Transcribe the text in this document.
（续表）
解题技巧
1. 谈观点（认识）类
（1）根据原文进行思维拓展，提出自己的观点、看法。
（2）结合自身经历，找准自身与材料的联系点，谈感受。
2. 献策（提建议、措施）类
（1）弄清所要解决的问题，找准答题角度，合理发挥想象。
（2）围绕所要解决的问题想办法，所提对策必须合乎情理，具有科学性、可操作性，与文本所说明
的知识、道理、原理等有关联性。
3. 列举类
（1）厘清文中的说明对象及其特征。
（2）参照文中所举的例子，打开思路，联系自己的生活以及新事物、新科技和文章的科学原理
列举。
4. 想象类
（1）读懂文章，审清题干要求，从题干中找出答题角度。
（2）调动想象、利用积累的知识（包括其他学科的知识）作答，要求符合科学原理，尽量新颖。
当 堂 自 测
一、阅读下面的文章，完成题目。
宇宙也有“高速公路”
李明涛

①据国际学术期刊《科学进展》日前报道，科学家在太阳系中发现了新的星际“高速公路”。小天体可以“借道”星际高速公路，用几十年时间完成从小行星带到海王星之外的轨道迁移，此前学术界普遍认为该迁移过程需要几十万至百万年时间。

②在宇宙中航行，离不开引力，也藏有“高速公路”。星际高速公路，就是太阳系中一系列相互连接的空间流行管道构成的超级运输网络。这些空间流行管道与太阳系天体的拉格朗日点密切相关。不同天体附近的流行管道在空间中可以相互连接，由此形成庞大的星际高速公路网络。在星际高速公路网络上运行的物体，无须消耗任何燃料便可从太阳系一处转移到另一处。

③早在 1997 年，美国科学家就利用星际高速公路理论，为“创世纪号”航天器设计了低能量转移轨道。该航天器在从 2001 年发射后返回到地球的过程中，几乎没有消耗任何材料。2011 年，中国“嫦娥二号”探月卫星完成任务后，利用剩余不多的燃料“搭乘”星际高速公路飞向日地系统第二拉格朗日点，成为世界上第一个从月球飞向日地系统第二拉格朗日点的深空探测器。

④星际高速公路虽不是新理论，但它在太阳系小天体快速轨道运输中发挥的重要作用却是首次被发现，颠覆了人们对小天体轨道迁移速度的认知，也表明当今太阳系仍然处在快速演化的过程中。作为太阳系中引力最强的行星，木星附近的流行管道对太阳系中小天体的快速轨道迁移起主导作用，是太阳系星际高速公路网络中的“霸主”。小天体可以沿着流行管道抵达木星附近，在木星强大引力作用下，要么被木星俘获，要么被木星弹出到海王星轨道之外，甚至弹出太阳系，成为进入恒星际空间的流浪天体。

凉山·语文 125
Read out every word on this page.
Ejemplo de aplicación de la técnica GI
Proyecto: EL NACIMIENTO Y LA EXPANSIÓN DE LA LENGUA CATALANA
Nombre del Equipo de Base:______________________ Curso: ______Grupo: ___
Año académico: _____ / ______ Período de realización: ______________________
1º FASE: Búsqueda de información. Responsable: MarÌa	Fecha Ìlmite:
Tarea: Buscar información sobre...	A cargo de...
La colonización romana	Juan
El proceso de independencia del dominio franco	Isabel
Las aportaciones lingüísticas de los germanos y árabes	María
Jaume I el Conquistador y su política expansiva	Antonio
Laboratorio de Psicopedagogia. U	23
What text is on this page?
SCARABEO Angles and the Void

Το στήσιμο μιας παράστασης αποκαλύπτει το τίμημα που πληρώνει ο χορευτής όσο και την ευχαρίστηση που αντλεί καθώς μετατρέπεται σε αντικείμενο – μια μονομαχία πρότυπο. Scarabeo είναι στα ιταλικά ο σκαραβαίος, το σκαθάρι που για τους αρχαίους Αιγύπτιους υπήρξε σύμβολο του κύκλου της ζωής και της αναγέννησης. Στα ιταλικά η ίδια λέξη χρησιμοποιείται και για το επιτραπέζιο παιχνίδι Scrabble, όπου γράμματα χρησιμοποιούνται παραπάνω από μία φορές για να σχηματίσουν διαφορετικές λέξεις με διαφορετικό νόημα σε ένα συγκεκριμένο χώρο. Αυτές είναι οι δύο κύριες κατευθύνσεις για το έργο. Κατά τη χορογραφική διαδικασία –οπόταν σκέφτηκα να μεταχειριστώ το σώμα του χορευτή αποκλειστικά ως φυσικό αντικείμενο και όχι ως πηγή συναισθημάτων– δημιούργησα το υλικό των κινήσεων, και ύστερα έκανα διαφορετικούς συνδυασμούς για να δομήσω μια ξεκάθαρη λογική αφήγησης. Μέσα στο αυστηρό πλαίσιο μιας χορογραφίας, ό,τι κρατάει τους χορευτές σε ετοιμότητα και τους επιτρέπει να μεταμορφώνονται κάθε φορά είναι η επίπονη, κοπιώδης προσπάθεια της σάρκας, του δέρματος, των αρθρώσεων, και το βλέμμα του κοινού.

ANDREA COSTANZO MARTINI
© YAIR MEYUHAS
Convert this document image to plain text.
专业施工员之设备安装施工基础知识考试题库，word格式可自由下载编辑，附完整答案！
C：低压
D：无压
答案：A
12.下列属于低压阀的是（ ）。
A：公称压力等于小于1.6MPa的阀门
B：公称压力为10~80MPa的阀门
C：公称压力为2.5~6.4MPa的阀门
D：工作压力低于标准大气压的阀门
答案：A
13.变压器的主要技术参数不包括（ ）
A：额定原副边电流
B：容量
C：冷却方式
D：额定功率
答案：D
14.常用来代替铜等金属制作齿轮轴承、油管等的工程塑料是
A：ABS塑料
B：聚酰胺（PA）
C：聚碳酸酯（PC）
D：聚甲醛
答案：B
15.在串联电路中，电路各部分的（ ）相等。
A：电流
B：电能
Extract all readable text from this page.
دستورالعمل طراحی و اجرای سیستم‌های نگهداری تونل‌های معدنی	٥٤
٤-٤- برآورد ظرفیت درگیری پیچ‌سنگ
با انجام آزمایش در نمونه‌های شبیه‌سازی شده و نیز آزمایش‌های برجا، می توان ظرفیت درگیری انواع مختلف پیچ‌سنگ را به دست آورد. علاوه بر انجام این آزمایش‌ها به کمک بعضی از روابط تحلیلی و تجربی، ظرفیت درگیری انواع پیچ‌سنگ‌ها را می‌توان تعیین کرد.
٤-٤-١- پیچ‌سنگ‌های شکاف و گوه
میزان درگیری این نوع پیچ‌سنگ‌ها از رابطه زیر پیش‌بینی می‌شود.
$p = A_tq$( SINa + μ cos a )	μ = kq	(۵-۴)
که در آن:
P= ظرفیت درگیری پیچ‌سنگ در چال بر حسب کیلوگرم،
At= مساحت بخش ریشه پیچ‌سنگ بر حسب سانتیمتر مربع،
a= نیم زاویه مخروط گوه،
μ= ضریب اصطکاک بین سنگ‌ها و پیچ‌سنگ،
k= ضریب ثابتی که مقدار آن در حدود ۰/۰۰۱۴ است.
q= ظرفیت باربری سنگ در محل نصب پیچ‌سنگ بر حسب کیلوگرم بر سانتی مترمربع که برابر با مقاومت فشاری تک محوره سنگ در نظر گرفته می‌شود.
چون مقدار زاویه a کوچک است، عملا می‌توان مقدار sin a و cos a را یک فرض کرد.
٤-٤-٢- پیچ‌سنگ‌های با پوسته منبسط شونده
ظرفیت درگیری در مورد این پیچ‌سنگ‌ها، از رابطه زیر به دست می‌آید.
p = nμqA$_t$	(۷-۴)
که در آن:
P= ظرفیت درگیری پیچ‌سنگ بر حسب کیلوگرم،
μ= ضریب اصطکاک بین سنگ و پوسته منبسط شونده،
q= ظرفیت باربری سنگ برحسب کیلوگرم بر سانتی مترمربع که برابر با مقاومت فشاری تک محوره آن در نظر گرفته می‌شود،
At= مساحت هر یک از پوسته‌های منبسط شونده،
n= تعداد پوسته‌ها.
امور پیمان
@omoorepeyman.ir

• **GIVEN EXERCISE**: Everything from the line with "Extract all readable text from this page." through the last line of the material above should be echoed exactly, and nothing else.

• **OUTPUT OF THE TASK**:
Extract all readable text from this page.
دستورالعمل طراحی و اجرای سیستم‌های نگهداری تونل‌های معدنی	٥٤
٤-٤- برآورد ظرفیت درگیری پیچ‌سنگ
با انجام آزمایش در نمونه‌های شبیه‌سازی شده و نیز آزمایش‌های برجا، می توان ظرفیت درگیری انواع مختلف پیچ‌سنگ را به دست آورد. علاوه بر انجام این آزمایش‌ها به کمک بعضی از روابط تحلیلی و تجربی، ظرفیت درگیری انواع پیچ‌سنگ‌ها را می‌توان تعیین کرد.
٤-٤-١- پیچ‌سنگ‌های شکاف و گوه
میزان درگیری این نوع پیچ‌سنگ‌ها از رابطه زیر پیش‌بینی می‌شود.
$p = A_tq$( SINa + μ cos a )	μ = kq	(۵-۴)
که در آن:
P= ظرفیت درگیری پیچ‌سنگ در چال بر حسب کیلوگرم،
At= مساحت بخش ریشه پیچ‌سنگ بر حسب سانتیمتر مربع،
a= نیم زاویه مخروط گوه،
μ= ضریب اصطکاک بین سنگ‌ها و پیچ‌سنگ،
k= ضریب ثابتی که مقدار آن در حدود ۰/۰۰۱۴ است.
q= ظرفیت باربری سنگ در محل نصب پیچ‌سنگ بر حسب کیلوگرم بر سانتی مترمربع که برابر با مقاومت فشاری تک محوره سنگ در نظر گرفته می‌شود.
چون مقدار زاویه a کوچک است، عملا می‌توان مقدار sin a و cos a را یک فرض کرد.
٤-٤-٢- پیچ‌سنگ‌های با پوسته منبسط شونده
ظرفیت درگیری در مورد این پیچ‌سنگ‌ها، از رابطه زیر به دست می‌آید.
p = nμqA$_t$	(۷-۴)
که در آن:
P= ظرفیت درگیری پیچ‌سنگ بر حسب کیلوگرم،
μ= ضریب اصطکاک بین سنگ و پوسته منبسط شونده،
q= ظرفیت باربری سنگ برحسب کیلوگرم بر سانتی مترمربع که برابر با مقاومت فشاری تک محوره آن در نظر گرفته می‌شود،
At= مساحت هر یک از پوسته‌های منبسط شونده،
n= تعداد پوسته‌ها.
امور پیمان
@omoorepeyman.ir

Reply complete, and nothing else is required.